Task brief: Retype all of the data exactly as given.
((
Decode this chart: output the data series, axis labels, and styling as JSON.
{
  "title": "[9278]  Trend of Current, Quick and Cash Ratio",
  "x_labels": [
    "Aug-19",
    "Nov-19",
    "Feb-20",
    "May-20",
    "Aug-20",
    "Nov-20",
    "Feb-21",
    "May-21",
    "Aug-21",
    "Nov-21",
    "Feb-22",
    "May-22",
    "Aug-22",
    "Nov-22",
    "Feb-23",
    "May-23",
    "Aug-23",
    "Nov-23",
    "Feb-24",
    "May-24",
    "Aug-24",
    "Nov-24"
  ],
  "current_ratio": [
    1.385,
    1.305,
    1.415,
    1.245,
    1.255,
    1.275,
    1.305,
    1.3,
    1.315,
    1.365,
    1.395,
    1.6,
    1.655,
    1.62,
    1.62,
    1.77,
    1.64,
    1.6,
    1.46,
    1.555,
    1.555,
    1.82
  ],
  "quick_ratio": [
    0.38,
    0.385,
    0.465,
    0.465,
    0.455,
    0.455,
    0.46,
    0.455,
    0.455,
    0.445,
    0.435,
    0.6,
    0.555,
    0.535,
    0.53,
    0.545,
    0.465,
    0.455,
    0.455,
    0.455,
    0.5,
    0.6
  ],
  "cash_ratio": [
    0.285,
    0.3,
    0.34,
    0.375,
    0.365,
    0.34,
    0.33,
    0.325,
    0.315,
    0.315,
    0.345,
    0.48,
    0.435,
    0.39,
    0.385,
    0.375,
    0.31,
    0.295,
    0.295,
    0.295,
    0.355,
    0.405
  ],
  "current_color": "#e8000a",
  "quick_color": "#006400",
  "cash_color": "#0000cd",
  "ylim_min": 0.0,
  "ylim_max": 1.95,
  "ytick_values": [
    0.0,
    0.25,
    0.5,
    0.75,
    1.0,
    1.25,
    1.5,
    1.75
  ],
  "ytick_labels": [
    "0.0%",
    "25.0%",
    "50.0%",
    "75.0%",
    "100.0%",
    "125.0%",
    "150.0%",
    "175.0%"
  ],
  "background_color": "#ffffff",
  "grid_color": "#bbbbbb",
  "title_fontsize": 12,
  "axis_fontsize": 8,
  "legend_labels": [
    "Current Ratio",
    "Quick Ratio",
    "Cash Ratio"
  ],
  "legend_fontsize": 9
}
))
The completed task:
Decode this chart: output the data series, axis labels, and styling as JSON.
{
  "title": "[9278]  Trend of Current, Quick and Cash Ratio",
  "x_labels": [
    "Aug-19",
    "Nov-19",
    "Feb-20",
    "May-20",
    "Aug-20",
    "Nov-20",
    "Feb-21",
    "May-21",
    "Aug-21",
    "Nov-21",
    "Feb-22",
    "May-22",
    "Aug-22",
    "Nov-22",
    "Feb-23",
    "May-23",
    "Aug-23",
    "Nov-23",
    "Feb-24",
    "May-24",
    "Aug-24",
    "Nov-24"
  ],
  "current_ratio": [
    1.385,
    1.305,
    1.415,
    1.245,
    1.255,
    1.275,
    1.305,
    1.3,
    1.315,
    1.365,
    1.395,
    1.6,
    1.655,
    1.62,
    1.62,
    1.77,
    1.64,
    1.6,
    1.46,
    1.555,
    1.555,
    1.82
  ],
  "quick_ratio": [
    0.38,
    0.385,
    0.465,
    0.465,
    0.455,
    0.455,
    0.46,
    0.455,
    0.455,
    0.445,
    0.435,
    0.6,
    0.555,
    0.535,
    0.53,
    0.545,
    0.465,
    0.455,
    0.455,
    0.455,
    0.5,
    0.6
  ],
  "cash_ratio": [
    0.285,
    0.3,
    0.34,
    0.375,
    0.365,
    0.34,
    0.33,
    0.325,
    0.315,
    0.315,
    0.345,
    0.48,
    0.435,
    0.39,
    0.385,
    0.375,
    0.31,
    0.295,
    0.295,
    0.295,
    0.355,
    0.405
  ],
  "current_color": "#e8000a",
  "quick_color": "#006400",
  "cash_color": "#0000cd",
  "ylim_min": 0.0,
  "ylim_max": 1.95,
  "ytick_values": [
    0.0,
    0.25,
    0.5,
    0.75,
    1.0,
    1.25,
    1.5,
    1.75
  ],
  "ytick_labels": [
    "0.0%",
    "25.0%",
    "50.0%",
    "75.0%",
    "100.0%",
    "125.0%",
    "150.0%",
    "175.0%"
  ],
  "background_color": "#ffffff",
  "grid_color": "#bbbbbb",
  "title_fontsize": 12,
  "axis_fontsize": 8,
  "legend_labels": [
    "Current Ratio",
    "Quick Ratio",
    "Cash Ratio"
  ],
  "legend_fontsize": 9
}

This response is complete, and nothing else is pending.